◆ **WORK TO COMPLETE**: Copy the lines that follow, keeping every character the same.

◆ **EXCERPTED RECORDS**:
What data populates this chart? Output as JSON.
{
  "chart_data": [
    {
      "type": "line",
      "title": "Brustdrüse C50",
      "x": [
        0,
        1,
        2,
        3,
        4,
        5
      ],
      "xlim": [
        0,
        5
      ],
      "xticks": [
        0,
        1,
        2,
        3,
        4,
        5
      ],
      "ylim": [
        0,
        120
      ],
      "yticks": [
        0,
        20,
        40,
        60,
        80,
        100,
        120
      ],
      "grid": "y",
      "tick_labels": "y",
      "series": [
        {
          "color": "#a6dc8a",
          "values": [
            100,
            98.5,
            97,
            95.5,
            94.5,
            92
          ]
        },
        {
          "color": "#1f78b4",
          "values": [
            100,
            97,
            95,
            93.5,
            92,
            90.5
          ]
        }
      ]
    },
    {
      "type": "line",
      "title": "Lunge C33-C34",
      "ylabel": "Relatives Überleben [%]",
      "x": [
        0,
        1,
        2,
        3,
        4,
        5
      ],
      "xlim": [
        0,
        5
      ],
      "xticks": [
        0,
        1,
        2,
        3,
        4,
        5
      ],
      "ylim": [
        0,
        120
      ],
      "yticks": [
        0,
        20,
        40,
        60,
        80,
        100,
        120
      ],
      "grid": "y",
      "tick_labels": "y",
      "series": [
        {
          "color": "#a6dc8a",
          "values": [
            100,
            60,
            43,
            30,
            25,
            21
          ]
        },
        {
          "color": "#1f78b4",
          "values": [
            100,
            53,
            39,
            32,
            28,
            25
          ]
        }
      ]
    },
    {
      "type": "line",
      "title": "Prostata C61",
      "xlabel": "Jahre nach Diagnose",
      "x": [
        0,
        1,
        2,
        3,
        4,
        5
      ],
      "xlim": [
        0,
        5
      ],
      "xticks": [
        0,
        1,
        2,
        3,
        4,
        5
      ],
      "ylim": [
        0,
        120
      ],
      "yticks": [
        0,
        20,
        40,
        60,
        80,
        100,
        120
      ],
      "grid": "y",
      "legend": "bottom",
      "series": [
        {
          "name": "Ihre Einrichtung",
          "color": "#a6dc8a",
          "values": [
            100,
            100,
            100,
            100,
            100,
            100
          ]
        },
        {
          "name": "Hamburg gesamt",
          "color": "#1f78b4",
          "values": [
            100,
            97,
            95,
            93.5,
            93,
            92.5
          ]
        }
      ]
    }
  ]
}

◆ **THE REPLY**:
What data populates this chart? Output as JSON.
{
  "chart_data": [
    {
      "type": "line",
      "title": "Brustdrüse C50",
      "x": [
        0,
        1,
        2,
        3,
        4,
        5
      ],
      "xlim": [
        0,
        5
      ],
      "xticks": [
        0,
        1,
        2,
        3,
        4,
        5
      ],
      "ylim": [
        0,
        120
      ],
      "yticks": [
        0,
        20,
        40,
        60,
        80,
        100,
        120
      ],
      "grid": "y",
      "tick_labels": "y",
      "series": [
        {
          "color": "#a6dc8a",
          "values": [
            100,
            98.5,
            97,
            95.5,
            94.5,
            92
          ]
        },
        {
          "color": "#1f78b4",
          "values": [
            100,
            97,
            95,
            93.5,
            92,
            90.5
          ]
        }
      ]
    },
    {
      "type": "line",
      "title": "Lunge C33-C34",
      "ylabel": "Relatives Überleben [%]",
      "x": [
        0,
        1,
        2,
        3,
        4,
        5
      ],
      "xlim": [
        0,
        5
      ],
      "xticks": [
        0,
        1,
        2,
        3,
        4,
        5
      ],
      "ylim": [
        0,
        120
      ],
      "yticks": [
        0,
        20,
        40,
        60,
        80,
        100,
        120
      ],
      "grid": "y",
      "tick_labels": "y",
      "series": [
        {
          "color": "#a6dc8a",
          "values": [
            100,
            60,
            43,
            30,
            25,
            21
          ]
        },
        {
          "color": "#1f78b4",
          "values": [
            100,
            53,
            39,
            32,
            28,
            25
          ]
        }
      ]
    },
    {
      "type": "line",
      "title": "Prostata C61",
      "xlabel": "Jahre nach Diagnose",
      "x": [
        0,
        1,
        2,
        3,
        4,
        5
      ],
      "xlim": [
        0,
        5
      ],
      "xticks": [
        0,
        1,
        2,
        3,
        4,
        5
      ],
      "ylim": [
        0,
        120
      ],
      "yticks": [
        0,
        20,
        40,
        60,
        80,
        100,
        120
      ],
      "grid": "y",
      "legend": "bottom",
      "series": [
        {
          "name": "Ihre Einrichtung",
          "color": "#a6dc8a",
          "values": [
            100,
            100,
            100,
            100,
            100,
            100
          ]
        },
        {
          "name": "Hamburg gesamt",
          "color": "#1f78b4",
          "values": [
            100,
            97,
            95,
            93.5,
            93,
            92.5
          ]
        }
      ]
    }
  ]
}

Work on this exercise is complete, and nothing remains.